Scan the records and identify every line in which the string "color" occurs, then return those lines.

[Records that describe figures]
________________
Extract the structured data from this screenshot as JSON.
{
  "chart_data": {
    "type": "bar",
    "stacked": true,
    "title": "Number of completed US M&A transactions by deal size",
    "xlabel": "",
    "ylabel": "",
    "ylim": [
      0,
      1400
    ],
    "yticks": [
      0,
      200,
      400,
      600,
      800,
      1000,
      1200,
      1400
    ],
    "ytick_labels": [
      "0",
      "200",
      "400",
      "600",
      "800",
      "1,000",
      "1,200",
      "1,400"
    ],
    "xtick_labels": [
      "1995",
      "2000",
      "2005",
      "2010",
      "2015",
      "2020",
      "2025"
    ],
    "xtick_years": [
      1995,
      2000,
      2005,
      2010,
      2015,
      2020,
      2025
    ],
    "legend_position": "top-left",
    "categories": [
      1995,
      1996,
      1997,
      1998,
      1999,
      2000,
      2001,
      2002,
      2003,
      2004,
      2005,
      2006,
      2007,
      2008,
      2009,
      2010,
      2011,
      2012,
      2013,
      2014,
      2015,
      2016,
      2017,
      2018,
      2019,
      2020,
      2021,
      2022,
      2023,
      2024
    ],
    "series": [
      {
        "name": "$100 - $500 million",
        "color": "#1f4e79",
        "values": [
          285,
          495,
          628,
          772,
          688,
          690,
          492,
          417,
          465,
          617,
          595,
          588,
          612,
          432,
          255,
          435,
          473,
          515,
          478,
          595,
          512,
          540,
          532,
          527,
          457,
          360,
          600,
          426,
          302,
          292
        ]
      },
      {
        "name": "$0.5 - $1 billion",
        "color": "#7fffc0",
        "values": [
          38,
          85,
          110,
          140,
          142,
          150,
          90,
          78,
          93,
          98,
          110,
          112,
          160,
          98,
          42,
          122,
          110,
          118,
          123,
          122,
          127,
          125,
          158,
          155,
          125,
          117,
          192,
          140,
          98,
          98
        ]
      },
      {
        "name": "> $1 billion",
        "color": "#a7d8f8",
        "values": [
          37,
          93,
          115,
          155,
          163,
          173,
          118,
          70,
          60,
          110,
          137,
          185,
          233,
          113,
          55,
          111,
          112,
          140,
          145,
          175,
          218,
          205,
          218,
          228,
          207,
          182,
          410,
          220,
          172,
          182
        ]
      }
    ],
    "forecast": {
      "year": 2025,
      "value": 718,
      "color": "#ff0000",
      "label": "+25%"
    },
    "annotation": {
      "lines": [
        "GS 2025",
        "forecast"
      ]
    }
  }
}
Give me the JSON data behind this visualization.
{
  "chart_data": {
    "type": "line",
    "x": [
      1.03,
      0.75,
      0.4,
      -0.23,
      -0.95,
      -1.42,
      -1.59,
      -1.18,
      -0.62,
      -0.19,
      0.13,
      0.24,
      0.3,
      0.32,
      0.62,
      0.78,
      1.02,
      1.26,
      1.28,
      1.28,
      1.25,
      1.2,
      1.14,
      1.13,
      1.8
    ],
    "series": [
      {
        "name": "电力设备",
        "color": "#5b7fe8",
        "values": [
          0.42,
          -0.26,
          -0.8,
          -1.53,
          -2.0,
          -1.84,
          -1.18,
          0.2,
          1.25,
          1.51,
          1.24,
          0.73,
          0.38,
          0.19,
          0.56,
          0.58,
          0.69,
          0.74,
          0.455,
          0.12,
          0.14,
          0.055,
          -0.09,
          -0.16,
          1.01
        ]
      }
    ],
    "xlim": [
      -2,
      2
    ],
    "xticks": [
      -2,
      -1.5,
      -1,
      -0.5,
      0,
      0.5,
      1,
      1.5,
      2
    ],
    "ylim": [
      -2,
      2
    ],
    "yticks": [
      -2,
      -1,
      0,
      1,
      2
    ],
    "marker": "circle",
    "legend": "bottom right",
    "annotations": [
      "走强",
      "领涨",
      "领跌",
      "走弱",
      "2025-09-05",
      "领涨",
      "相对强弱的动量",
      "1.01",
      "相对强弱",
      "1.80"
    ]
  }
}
________________
• **RESULT**
        "color": "#1f4e79",
        "color": "#7fffc0",
        "color": "#a7d8f8",
      "color": "#ff0000",
        "color": "#5b7fe8",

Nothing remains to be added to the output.